§ **GIVEN PASSAGE**
━━━━━━━━━━━━━━━━━━━━
Running a club harder than it looks
16 December 2004   Herald Sun
Mike Sheahan

BILL Barrot's sudden switch of allegiance in the Richmond power struggle illustrates the nonsense of the focus on past players in election campaigns.

In the space of a week, Barrot has been paraded in the media as a high-profile supporter of Big 4 ticket and, all of a sudden, a supporter of Clinton Casey and Greg Miller when it mattered most: on the ballot paper.

Barrot was pictured with Richmond Team of the Century teammates Francis Bourke and Dick Clay in support of the Big 4, but reportedly was furious about quotes attributed to him at the time and jumped ship.

Casey and Miller have mustered little if any support from past players, but Barrot's ballot paper, which gives five of his nine votes to the Casey team, still made them extremely happy.

With due respect to Barrot -- he is a dual premiership centreman -- it is 34 years since he played for the Tigers, and his involvement since has been minimal.

Strangely, the Big 4 group has run a campaign based almost entirely on the call for change from former players from Bourke down.

Nick Daffy voluntarily joined the fray at the weekend, voicing his public support for the challengers on the basis of the disregard he said the Casey administration group had shown former players.

Daffy should be pushing himself, and his credentials, as a young businessman with a growing reputation in hospitality and marketing.

Why, though, is so much stock based on the views of former players?
━━━━━━━━━━━━━━━━━━━━
§ **GIVEN ENTRIES**
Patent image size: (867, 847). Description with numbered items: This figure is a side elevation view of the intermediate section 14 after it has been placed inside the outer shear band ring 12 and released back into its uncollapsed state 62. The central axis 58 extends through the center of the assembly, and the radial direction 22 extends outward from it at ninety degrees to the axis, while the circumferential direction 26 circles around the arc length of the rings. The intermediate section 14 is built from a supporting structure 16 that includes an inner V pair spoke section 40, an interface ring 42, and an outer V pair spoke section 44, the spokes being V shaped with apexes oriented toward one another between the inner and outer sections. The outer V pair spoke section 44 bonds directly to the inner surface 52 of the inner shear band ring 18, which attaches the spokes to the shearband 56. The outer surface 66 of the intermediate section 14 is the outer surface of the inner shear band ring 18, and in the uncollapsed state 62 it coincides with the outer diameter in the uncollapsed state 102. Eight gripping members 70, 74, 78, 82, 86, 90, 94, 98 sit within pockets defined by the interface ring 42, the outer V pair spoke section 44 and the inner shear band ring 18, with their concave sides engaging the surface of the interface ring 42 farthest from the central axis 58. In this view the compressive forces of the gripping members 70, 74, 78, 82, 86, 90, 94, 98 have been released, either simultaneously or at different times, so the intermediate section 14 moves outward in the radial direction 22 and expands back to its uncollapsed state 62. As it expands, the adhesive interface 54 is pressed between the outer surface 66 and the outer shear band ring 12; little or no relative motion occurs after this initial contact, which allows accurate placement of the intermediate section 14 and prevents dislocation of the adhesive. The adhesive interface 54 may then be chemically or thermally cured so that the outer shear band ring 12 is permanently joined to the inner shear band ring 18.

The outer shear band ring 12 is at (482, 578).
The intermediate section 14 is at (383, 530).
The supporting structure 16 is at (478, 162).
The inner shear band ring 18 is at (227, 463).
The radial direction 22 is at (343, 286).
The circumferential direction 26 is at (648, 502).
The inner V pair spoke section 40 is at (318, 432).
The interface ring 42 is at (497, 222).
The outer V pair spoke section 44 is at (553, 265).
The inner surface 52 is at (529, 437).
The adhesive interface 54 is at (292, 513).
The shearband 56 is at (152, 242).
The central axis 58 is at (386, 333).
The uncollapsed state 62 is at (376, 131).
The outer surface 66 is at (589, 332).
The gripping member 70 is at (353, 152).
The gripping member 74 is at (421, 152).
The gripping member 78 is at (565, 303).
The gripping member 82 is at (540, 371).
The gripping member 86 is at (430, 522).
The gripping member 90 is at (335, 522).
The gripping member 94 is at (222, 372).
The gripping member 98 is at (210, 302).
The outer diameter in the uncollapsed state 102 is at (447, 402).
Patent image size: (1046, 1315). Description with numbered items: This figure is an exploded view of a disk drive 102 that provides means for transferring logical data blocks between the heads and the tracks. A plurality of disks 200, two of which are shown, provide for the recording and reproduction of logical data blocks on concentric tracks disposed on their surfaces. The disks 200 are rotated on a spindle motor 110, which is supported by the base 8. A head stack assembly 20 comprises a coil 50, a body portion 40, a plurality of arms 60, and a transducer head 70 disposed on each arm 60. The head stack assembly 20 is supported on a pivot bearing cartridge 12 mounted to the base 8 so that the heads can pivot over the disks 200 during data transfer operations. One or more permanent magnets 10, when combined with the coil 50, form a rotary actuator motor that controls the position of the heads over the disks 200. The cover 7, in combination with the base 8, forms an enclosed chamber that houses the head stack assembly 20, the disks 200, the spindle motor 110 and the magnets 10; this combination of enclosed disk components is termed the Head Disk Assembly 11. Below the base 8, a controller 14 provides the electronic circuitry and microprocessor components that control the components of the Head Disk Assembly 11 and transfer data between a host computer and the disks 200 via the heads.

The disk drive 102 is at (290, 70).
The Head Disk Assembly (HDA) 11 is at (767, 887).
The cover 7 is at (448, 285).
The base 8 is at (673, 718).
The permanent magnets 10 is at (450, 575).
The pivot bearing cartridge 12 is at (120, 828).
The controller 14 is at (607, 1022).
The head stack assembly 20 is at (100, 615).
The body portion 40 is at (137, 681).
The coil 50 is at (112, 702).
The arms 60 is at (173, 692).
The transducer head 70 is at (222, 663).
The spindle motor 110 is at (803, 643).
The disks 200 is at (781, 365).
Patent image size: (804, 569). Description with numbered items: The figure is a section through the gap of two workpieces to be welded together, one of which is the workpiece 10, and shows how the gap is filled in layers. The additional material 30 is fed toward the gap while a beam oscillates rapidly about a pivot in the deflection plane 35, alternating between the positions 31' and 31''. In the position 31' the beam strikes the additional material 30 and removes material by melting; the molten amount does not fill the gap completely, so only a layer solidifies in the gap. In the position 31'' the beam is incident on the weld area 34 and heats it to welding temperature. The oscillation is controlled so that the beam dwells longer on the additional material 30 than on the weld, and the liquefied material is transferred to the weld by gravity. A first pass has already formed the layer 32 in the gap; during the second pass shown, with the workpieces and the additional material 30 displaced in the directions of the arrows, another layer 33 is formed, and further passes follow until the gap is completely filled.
━━━━━━━━━━━━━━━━━━━━
§ **WORK INSTRUCTION**
Pick up the Richmond election column from its last sentence and continue it. The rows have nothing to do with what follows.

§ **RESPONSE AREA**
They are heroes of the club, legendary names, but they are legend for their deeds inside the fence: running, jumping, marking and kicking. Winning premierships.

The game in the boardroom is played under a totally different set of rules. It calls for different skills, for clear thinking and imagination. For business acumen. For old-fashioned nous.

It is totally immaterial whether a bloke played 300-odd games or kicked goals from the centre or was a club captain 100 years ago.

It is a matter of understanding the demands of running a business that turns over roughly $20 million in a highly competitive market.

Of course old players want to see their club successful, but how can they possibly know what's happening from afar. The calls for change at Richmond have come from as far away as Queensland.

That simply is someone saying they're tired of seeing the club at the bottom of the ladder, which is fair enough. It doesn't, though, give any hint at all of a solution.